*What is expected*
Below are the records; collect from them each line containing the string "white".

*Working data*
**********

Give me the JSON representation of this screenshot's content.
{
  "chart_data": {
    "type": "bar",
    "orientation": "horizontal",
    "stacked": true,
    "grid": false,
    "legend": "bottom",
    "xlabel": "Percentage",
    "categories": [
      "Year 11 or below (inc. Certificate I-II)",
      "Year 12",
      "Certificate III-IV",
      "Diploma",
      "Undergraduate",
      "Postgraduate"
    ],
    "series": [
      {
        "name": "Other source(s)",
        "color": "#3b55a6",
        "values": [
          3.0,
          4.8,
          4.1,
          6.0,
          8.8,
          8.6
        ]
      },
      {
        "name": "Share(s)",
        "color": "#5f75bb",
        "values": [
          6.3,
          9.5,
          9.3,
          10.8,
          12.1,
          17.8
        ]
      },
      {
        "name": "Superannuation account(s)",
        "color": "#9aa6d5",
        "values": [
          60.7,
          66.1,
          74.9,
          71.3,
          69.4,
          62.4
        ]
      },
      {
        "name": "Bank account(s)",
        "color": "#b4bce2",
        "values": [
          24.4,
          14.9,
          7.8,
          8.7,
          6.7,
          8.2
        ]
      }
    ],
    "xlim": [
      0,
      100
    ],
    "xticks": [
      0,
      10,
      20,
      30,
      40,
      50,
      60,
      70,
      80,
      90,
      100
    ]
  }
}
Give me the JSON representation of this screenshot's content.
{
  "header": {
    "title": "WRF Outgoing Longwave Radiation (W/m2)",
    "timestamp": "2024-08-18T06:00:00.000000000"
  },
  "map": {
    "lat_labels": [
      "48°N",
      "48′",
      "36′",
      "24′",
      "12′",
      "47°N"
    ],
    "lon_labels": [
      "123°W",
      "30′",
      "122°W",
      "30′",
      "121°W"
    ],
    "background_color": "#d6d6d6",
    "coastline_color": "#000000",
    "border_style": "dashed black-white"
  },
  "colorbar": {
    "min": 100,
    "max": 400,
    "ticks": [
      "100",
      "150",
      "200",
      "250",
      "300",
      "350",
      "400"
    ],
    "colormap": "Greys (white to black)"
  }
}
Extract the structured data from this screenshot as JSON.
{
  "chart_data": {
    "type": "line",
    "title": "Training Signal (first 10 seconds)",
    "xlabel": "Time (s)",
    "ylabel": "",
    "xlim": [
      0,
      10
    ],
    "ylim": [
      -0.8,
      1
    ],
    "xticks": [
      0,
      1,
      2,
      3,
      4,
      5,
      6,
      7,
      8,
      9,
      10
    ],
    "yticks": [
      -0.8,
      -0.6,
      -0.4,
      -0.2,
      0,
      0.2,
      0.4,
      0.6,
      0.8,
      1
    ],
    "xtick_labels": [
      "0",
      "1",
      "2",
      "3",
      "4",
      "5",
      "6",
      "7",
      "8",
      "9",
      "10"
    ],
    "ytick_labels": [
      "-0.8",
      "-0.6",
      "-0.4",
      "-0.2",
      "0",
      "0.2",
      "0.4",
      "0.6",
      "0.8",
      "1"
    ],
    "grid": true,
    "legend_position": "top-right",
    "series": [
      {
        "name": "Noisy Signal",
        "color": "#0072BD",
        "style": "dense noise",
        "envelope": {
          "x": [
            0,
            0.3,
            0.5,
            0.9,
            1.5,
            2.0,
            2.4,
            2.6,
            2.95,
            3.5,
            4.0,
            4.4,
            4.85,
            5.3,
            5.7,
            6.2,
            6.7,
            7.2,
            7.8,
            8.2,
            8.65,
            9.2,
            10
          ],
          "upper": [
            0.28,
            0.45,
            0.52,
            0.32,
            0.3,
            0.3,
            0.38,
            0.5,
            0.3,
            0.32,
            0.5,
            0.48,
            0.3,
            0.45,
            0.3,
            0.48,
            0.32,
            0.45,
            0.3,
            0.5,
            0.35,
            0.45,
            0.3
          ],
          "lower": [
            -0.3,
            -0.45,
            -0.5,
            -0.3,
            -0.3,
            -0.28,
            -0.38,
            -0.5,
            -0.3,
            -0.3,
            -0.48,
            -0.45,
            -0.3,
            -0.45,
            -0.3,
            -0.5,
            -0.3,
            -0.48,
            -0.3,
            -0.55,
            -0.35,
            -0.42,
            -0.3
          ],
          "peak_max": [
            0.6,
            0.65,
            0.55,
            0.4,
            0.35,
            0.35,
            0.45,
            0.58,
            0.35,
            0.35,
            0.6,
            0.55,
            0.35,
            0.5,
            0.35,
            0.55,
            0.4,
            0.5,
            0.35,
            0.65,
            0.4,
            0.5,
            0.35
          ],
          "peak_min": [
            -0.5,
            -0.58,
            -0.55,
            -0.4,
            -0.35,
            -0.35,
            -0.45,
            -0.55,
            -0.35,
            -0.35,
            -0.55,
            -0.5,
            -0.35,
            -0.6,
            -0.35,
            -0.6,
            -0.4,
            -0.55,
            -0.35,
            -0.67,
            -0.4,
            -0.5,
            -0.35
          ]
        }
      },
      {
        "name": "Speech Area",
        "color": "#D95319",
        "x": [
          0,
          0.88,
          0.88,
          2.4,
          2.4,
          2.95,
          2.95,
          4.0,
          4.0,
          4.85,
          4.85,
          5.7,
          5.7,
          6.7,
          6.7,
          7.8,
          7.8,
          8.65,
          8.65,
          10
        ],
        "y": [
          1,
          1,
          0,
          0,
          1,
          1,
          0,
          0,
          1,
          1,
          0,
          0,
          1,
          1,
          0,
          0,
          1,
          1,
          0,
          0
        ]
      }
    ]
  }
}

**********

*Answer in full*
    "border_style": "dashed black-white"
    "colormap": "Greys (white to black)"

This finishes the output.